[start Working data]

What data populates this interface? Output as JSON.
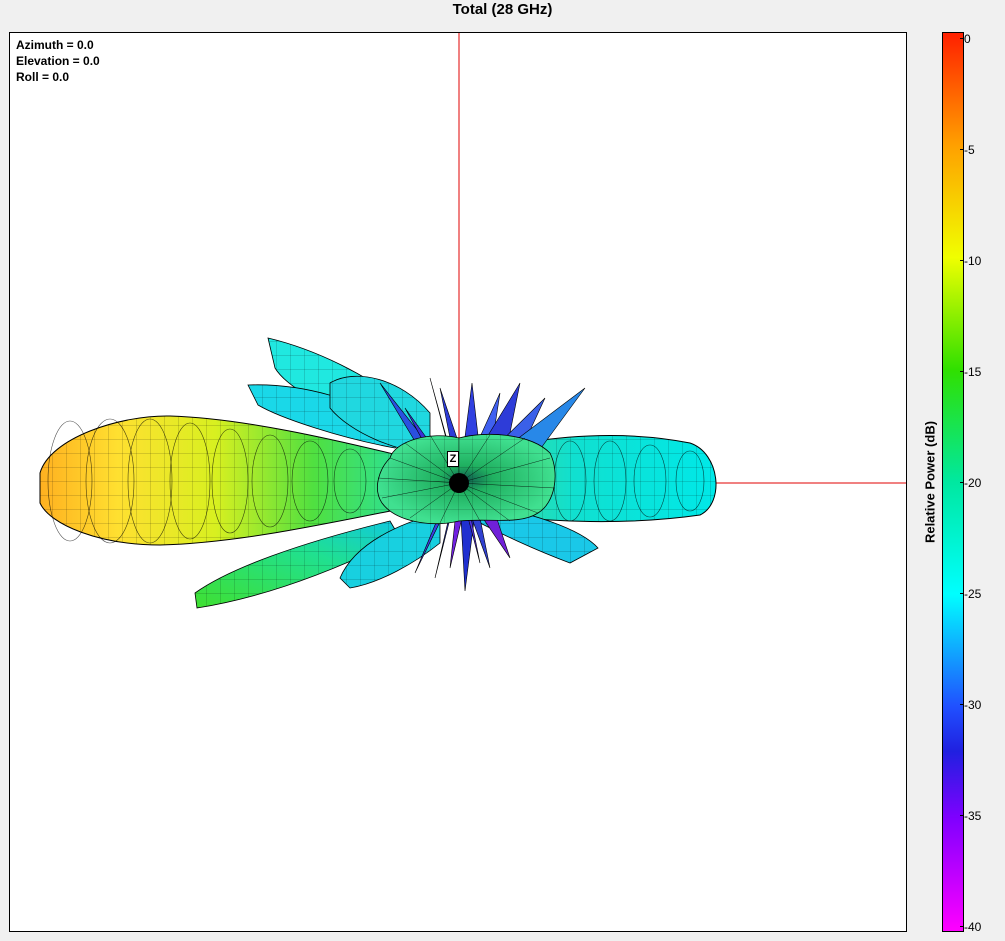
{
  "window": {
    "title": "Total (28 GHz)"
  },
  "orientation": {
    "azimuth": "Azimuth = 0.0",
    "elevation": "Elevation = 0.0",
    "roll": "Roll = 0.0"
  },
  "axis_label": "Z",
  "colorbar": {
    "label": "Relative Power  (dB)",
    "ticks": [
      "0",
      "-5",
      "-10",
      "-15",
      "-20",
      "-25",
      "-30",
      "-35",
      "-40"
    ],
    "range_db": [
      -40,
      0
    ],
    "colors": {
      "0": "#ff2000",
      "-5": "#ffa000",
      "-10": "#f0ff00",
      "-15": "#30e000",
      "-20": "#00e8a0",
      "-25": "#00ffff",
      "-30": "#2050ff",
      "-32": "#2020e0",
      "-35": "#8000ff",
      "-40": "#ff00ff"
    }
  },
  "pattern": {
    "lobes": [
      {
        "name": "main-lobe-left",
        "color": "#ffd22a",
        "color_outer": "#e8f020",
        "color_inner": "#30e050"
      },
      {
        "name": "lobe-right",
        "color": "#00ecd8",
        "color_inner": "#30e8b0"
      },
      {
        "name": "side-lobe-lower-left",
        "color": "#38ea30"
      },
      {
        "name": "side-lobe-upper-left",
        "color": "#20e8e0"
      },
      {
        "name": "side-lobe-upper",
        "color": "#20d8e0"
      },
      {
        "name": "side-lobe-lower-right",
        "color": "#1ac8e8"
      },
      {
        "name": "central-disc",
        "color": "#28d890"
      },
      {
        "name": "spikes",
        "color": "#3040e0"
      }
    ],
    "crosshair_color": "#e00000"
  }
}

[end Working data]
[start Working data]

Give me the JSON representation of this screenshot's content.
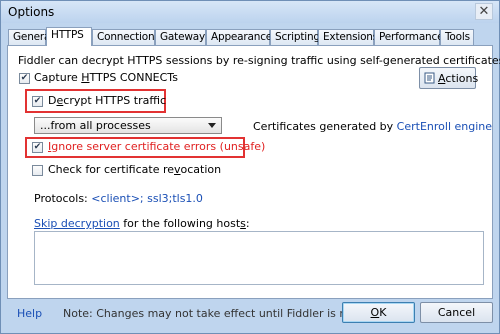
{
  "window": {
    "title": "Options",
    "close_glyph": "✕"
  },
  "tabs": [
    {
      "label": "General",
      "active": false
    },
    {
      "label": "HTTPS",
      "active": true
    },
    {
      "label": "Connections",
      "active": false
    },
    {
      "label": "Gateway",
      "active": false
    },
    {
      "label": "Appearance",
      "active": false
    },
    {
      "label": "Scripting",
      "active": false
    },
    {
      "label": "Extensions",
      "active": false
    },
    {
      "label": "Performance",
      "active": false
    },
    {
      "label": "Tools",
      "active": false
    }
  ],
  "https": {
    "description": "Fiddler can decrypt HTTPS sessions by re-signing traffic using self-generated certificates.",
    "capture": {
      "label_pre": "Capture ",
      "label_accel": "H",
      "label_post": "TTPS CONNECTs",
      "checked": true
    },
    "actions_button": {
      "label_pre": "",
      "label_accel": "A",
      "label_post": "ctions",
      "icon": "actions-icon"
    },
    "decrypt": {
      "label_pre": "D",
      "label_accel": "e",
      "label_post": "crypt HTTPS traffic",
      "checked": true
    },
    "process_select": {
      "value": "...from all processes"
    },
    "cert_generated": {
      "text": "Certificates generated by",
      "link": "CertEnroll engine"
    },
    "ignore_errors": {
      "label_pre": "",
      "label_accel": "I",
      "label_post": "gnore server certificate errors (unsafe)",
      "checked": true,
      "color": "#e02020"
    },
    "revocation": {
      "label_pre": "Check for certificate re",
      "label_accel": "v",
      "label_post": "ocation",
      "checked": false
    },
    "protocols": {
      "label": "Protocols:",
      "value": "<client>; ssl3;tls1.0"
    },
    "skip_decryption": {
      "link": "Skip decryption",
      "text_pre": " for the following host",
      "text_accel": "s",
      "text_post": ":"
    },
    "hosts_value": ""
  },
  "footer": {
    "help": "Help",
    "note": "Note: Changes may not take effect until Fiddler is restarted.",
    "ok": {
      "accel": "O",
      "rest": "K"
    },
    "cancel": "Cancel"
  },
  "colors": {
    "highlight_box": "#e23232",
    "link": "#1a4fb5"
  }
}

[end Working data]

▸ Work to be completed
Pull out all lines from the entries above in which the word "name" appears.

▸ Exercise result
        "name": "main-lobe-left",
        "name": "lobe-right",
        "name": "side-lobe-lower-left",
        "name": "side-lobe-upper-left",
        "name": "side-lobe-upper",
        "name": "side-lobe-lower-right",
        "name": "central-disc",
        "name": "spikes",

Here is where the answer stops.